Given passage |
The works of Gwendolyn Brooks has gone through several changes throughout her career.
When she first published in 1945, she was eager to be understood by strangers. In her last two poetical collections, however, she has dumped that attitude and gone "black". Her change then led her from a major publishing house to smaller black ones. While some critics found an angrier tone in her work, elements of protest had always been present in her writing. Her poetry moves from traditional forms including sonnets, ballads, variations of the Chaucerian and Spenserian stanzas, and the rhythm of the blues to the most unrestricted free verse. To sum up, the popular forms of English poetry appear in her work, but there is some testing as she puts together lyric, narrative, and dramatic poetic forms. In her narrative poetry, the stories are simple but usually go beyond the restrictions of place. In her dramatic poetry, the characters are often memorable because they are everyday survivors not heroes. Her characters are drawn from the underclass of the nation's black slums. Like many urban writers, Brooks has recorded the impact of city life. However, aside from most committed naturalists, she does not entirely blame the city for what happens to people. The city is simply an existing force with which people must deal with. The most dominant theme in Brooks's work is the impact of ethnicity and life experiences on one's view of
life.

Material supplied |
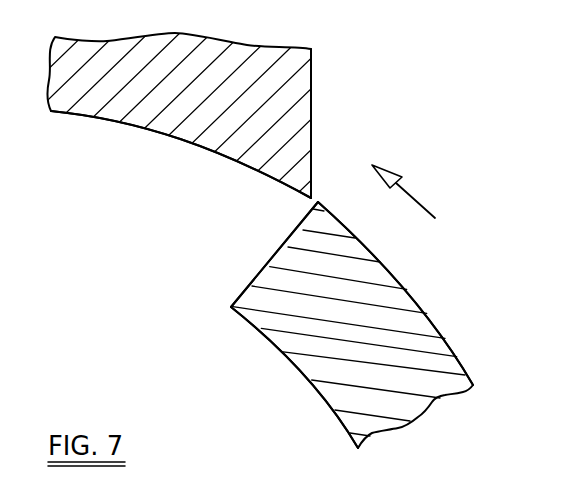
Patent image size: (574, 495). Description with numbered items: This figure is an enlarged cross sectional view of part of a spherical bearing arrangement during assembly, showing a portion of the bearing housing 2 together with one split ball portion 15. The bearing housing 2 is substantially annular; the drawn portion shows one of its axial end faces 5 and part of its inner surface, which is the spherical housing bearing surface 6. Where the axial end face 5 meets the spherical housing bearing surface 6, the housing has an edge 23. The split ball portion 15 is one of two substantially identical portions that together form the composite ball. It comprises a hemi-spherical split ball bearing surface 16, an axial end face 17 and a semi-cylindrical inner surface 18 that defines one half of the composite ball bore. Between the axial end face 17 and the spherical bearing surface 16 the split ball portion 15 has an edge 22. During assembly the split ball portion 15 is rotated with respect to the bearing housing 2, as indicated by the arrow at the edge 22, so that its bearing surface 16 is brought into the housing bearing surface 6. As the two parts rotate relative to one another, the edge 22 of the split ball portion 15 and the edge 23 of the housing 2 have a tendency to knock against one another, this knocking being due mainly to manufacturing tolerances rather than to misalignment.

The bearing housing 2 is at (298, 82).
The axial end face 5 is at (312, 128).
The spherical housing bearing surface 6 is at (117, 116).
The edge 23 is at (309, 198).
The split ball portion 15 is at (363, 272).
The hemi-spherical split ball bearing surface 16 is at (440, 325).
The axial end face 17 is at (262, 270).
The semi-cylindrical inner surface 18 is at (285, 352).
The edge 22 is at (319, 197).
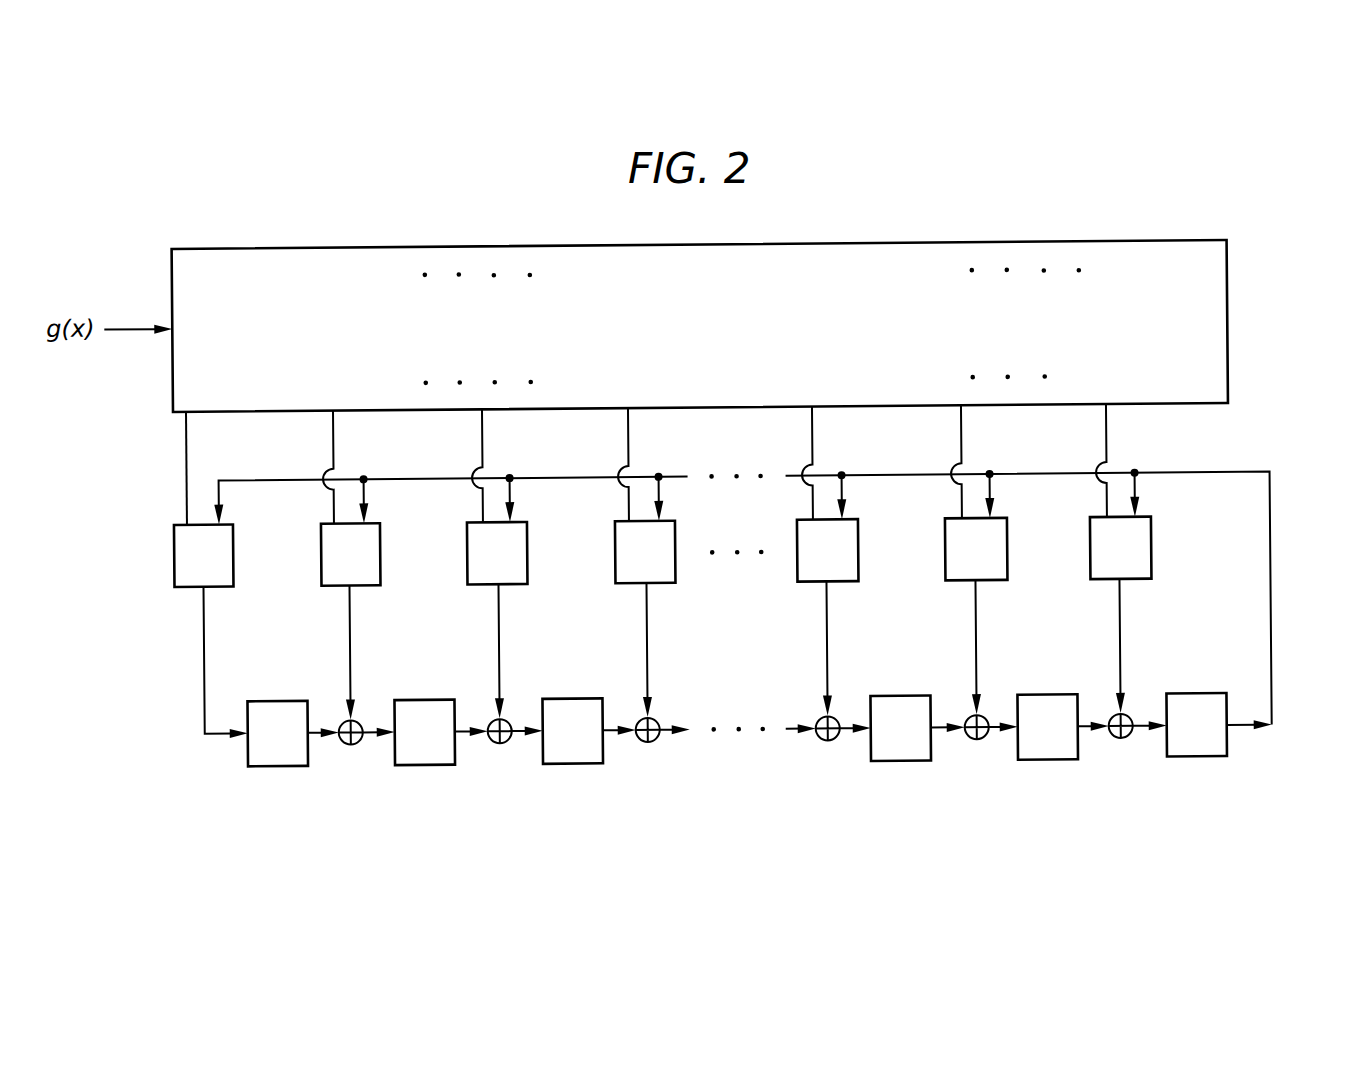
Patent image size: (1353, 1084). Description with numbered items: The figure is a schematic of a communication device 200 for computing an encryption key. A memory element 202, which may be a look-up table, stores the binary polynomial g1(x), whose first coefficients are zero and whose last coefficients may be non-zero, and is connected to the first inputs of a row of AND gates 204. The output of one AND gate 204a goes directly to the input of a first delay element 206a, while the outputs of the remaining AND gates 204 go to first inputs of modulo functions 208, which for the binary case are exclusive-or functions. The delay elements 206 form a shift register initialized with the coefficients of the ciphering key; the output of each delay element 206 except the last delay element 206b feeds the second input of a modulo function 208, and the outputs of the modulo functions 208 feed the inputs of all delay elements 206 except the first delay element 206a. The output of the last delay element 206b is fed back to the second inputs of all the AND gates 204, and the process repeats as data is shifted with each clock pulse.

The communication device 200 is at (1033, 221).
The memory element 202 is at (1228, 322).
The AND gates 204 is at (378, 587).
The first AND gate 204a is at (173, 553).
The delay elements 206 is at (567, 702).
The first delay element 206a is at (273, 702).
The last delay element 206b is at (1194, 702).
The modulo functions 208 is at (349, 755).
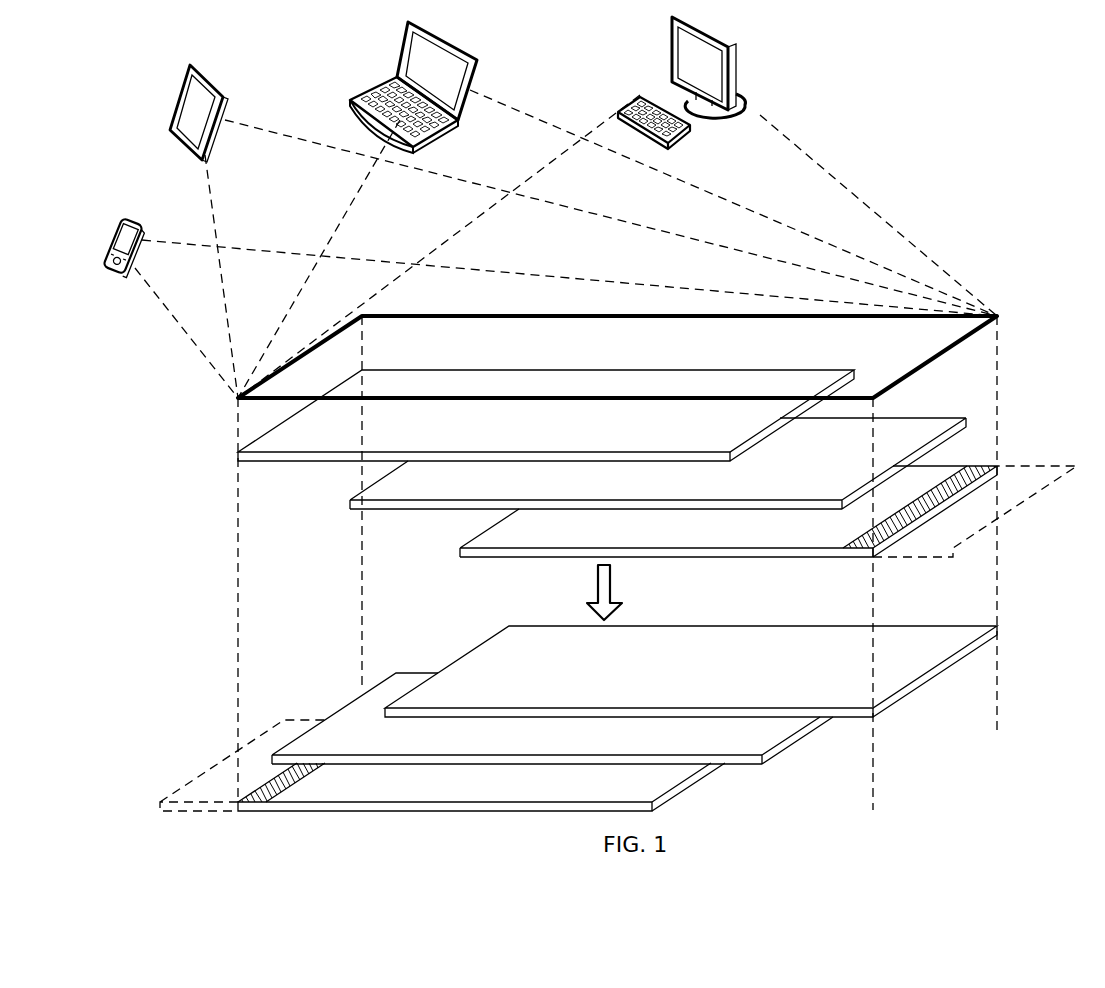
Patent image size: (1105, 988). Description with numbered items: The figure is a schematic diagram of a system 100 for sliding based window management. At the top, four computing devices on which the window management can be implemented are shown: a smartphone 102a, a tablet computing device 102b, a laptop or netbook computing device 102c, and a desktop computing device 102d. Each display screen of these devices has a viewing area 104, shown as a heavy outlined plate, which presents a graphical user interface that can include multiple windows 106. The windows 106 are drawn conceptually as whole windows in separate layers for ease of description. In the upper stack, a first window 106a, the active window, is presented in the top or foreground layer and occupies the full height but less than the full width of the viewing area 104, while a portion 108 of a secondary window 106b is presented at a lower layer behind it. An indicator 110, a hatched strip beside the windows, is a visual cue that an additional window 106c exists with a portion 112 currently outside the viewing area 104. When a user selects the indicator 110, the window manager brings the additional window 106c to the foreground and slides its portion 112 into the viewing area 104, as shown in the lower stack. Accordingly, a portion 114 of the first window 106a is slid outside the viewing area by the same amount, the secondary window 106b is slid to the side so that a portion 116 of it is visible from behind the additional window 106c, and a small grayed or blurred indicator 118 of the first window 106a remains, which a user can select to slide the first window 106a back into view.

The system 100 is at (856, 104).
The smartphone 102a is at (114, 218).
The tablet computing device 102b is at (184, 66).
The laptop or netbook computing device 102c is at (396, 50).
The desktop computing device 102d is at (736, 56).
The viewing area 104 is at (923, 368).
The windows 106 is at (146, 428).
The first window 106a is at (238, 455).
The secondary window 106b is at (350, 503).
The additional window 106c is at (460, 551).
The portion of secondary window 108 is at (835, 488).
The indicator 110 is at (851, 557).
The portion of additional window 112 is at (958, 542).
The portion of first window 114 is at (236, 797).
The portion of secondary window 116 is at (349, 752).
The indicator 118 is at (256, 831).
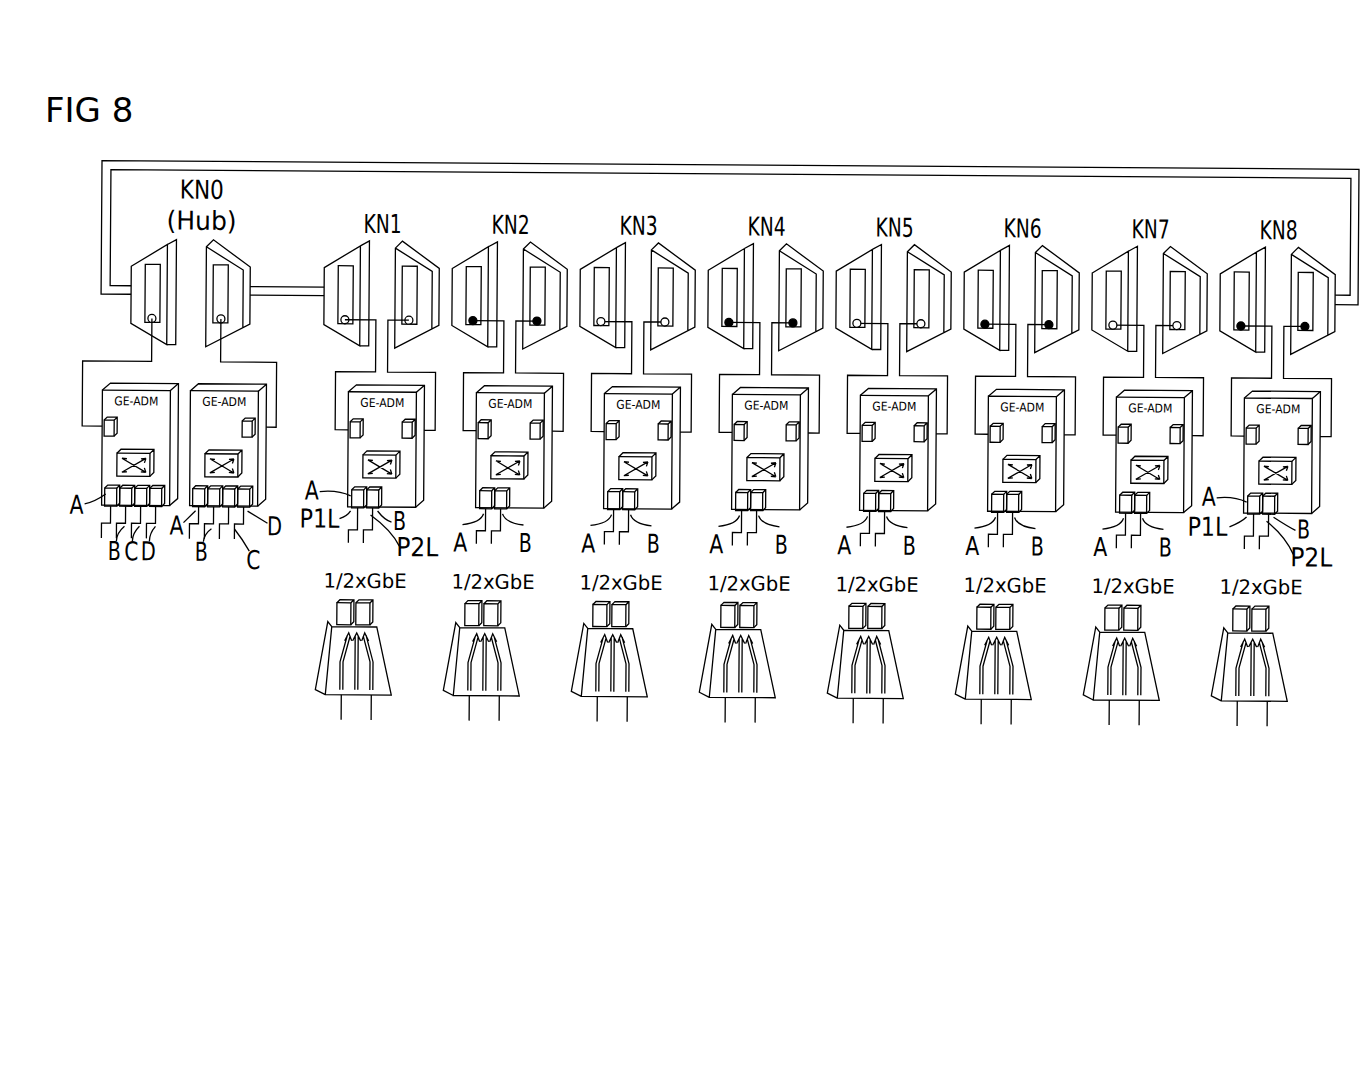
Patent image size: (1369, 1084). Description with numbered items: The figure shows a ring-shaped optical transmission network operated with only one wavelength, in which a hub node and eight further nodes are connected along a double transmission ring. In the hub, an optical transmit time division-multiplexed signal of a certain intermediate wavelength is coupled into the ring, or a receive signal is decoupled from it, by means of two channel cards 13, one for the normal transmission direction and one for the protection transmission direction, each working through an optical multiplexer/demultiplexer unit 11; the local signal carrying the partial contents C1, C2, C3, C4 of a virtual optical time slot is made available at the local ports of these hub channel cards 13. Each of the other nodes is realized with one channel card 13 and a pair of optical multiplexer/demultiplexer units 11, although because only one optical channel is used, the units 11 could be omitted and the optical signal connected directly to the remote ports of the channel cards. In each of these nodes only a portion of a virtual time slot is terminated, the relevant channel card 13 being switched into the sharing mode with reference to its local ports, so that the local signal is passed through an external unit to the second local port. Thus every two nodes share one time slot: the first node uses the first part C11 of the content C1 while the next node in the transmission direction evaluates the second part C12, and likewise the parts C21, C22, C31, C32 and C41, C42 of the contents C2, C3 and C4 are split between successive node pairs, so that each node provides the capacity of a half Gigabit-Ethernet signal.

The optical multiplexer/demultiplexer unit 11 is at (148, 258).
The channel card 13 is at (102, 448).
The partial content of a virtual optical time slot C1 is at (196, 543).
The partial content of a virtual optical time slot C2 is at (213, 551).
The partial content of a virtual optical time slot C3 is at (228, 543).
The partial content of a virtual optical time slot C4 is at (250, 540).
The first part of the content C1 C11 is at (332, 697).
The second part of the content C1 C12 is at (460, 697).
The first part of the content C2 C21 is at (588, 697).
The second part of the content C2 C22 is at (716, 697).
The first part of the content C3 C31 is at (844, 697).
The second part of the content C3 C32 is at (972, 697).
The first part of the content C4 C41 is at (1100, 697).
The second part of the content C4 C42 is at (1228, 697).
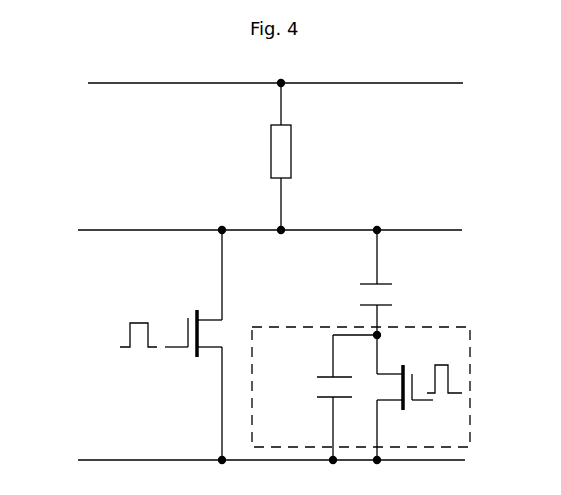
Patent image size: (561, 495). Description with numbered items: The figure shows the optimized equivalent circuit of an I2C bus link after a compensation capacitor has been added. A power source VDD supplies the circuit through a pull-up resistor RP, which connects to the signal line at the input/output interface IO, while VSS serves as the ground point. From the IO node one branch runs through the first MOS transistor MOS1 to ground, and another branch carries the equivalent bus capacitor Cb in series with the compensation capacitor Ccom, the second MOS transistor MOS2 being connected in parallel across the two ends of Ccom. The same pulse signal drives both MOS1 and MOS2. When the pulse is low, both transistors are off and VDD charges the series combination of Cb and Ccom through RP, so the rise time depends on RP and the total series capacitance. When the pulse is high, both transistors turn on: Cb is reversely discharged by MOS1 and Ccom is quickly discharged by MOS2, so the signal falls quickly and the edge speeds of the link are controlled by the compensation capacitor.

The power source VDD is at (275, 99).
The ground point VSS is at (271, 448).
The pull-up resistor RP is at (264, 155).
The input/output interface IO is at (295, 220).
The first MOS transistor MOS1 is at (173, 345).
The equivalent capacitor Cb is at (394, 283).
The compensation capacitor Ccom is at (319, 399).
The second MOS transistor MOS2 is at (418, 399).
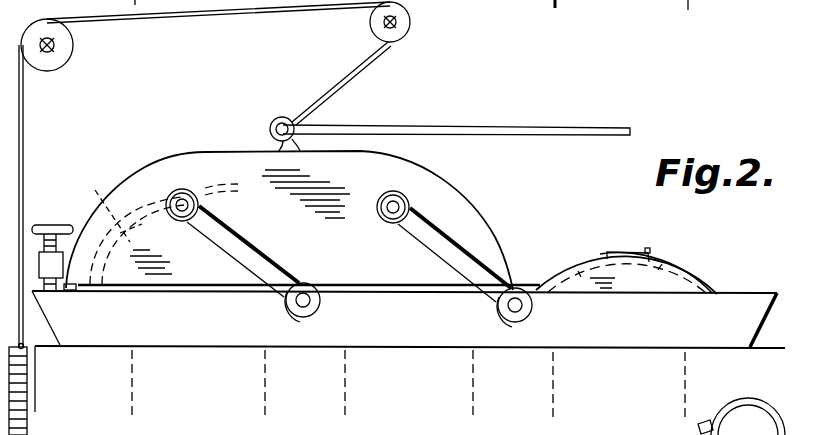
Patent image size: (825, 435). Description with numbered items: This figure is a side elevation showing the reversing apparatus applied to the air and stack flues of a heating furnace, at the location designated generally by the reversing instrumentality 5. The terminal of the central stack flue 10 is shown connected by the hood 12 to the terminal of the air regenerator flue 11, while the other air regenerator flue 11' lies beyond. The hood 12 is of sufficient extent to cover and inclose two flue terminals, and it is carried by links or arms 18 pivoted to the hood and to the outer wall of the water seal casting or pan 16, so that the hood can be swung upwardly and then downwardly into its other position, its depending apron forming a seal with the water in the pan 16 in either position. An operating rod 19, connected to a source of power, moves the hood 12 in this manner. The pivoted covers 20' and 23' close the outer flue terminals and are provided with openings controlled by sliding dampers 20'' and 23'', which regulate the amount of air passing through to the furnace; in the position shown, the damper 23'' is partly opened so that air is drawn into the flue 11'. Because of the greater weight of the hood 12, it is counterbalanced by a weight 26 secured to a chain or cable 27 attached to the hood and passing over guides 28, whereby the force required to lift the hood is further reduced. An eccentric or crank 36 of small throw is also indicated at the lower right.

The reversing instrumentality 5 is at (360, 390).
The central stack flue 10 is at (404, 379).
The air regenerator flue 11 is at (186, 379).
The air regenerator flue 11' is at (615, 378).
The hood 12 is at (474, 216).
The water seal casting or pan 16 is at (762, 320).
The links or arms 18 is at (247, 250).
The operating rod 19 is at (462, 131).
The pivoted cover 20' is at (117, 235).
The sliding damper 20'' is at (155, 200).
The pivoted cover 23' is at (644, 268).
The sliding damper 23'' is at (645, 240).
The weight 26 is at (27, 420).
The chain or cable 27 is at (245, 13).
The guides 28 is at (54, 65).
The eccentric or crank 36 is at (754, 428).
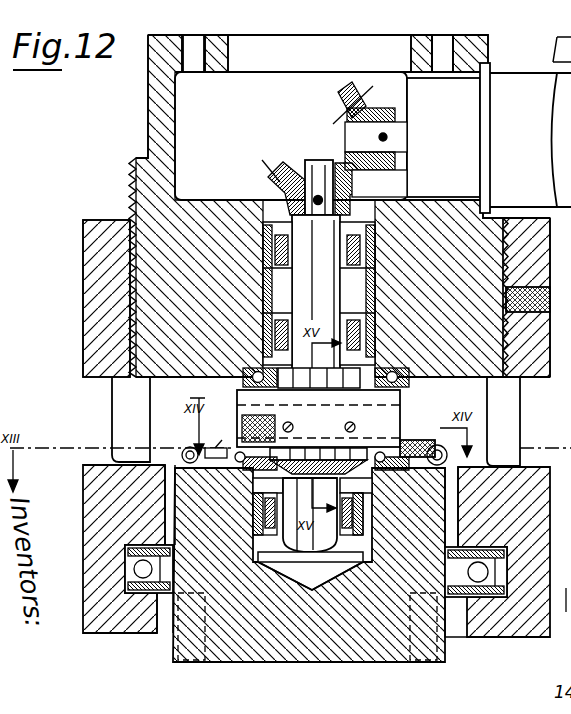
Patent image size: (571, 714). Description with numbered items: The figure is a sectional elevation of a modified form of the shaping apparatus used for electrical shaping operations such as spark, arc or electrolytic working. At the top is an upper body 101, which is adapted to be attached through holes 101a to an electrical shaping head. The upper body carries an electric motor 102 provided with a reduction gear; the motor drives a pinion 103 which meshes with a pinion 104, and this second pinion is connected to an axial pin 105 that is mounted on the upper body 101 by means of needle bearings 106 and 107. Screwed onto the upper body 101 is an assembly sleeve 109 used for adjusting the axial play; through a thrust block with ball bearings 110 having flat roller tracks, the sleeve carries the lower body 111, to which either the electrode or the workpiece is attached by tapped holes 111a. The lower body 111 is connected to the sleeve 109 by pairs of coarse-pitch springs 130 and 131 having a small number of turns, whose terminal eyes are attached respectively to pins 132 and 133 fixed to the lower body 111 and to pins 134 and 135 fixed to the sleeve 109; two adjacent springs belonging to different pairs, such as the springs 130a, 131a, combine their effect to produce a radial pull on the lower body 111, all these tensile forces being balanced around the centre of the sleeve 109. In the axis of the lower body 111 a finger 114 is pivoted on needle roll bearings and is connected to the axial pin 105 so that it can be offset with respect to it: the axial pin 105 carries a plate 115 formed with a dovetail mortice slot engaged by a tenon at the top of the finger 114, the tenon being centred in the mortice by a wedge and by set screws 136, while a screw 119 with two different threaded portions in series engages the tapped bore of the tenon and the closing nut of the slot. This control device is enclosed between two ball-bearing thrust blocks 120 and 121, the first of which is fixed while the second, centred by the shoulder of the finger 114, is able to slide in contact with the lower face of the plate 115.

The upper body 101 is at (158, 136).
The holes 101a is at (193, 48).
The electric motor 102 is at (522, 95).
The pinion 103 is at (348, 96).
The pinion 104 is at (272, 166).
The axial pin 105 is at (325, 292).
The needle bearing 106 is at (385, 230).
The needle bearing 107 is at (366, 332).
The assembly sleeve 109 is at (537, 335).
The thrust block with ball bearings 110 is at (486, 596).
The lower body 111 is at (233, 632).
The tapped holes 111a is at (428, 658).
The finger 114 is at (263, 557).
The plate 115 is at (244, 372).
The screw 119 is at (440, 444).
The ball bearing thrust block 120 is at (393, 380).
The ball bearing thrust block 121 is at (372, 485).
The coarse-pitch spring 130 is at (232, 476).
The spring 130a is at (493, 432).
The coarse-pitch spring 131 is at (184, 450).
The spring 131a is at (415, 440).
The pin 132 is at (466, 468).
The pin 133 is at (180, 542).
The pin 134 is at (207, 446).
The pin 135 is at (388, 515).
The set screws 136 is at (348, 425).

Required actions |
**a.** According to the passage on Gwendolyn Brooks, in what year did she first publish?
**b.** List the poetic forms that the passage on Gwendolyn Brooks says she puts together in her work.
**c.** Carry the passage on Gwendolyn Brooks forward from its last sentence.
The entries aren't needed for the work here.

Outputs in order |
**a.** 1945

**b.** Lyric, narrative, and dramatic.

**c.**
There are many questions to what inspiration Gwendolyn Brooks had as a poet. Most importantly, Brooks grew up in the slums of Chicago and what her family lacked in material wealth was made up by warm interpersonal relationships. A few years after her first poem was published, she met James Weldon Johnson and Langston Hughes, who urged her to read modern poetry and emphasized the need to write as often as she could. A turning point in her career came when she attended the Fisk University Second Black Writers' Conference and decided to become more involved in the Black Arts movement. Therefore, becoming the leader of one part of the Black Arts movement in Chicago did not severely change her poetry, but there were some slight changes. Though the Harlem Renaissance had fizzled out a decade earlier, it had established a blueprint of artistic responsibility for later poets like Brooks. Brooks took up the mantle defined by Richard Wright, Zora Neale Hurston, and Langston Hughes whereby black writers sought out expressions dedicated to a black dialect. The racial perception of the Harlem Renaissance, especially found in the work of Countee Cullen and Langston Hughes, influenced her. Due to the Civil Rights movement of the 'fifties and Black Nationalism in the 'sixties, a more drastic Brooks emerged.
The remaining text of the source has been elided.